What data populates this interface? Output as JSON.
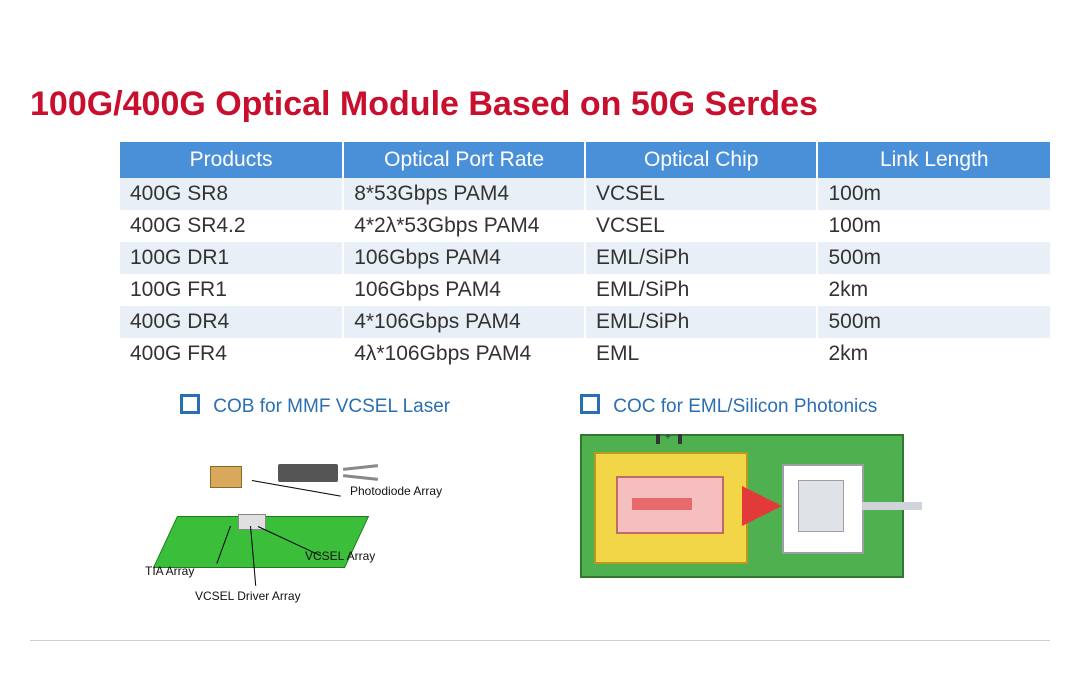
{
  "title": "100G/400G Optical Module Based on 50G Serdes",
  "table": {
    "columns": [
      "Products",
      "Optical Port Rate",
      "Optical Chip",
      "Link Length"
    ],
    "rows": [
      [
        "400G SR8",
        "8*53Gbps PAM4",
        "VCSEL",
        "100m"
      ],
      [
        "400G SR4.2",
        "4*2λ*53Gbps PAM4",
        "VCSEL",
        "100m"
      ],
      [
        "100G DR1",
        "106Gbps PAM4",
        "EML/SiPh",
        "500m"
      ],
      [
        "100G FR1",
        "106Gbps PAM4",
        "EML/SiPh",
        "2km"
      ],
      [
        "400G DR4",
        "4*106Gbps PAM4",
        "EML/SiPh",
        "500m"
      ],
      [
        "400G FR4",
        "4λ*106Gbps PAM4",
        "EML",
        "2km"
      ]
    ],
    "header_bg": "#4a90d9",
    "header_color": "#ffffff",
    "row_alt_bg": "#e8eff7",
    "text_color": "#333333",
    "fontsize": 21
  },
  "captions": {
    "left": "COB for MMF VCSEL Laser",
    "right": "COC for EML/Silicon Photonics",
    "color": "#2a6fb0"
  },
  "left_diagram": {
    "labels": {
      "photodiode": "Photodiode Array",
      "tia": "TIA Array",
      "vcsel_driver": "VCSEL Driver Array",
      "vcsel_array": "VCSEL Array"
    },
    "colors": {
      "pcb": "#3bbf3b",
      "chip_gold": "#d9a85a",
      "chip_gray": "#e0e0e0",
      "connector": "#555555"
    }
  },
  "right_diagram": {
    "colors": {
      "board": "#4fb04f",
      "pad": "#f2d648",
      "insert": "#f6bfbf",
      "slot": "#e86a6a",
      "triangle": "#e23a3a",
      "box": "#ffffff",
      "box_inner": "#dfe3e8"
    }
  },
  "title_color": "#c8102e"
}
::::
▶ _What is expected_
Go through the listing above and report how many of its lines contain the word "Array", with only the number as output.

▶ _Task output_
4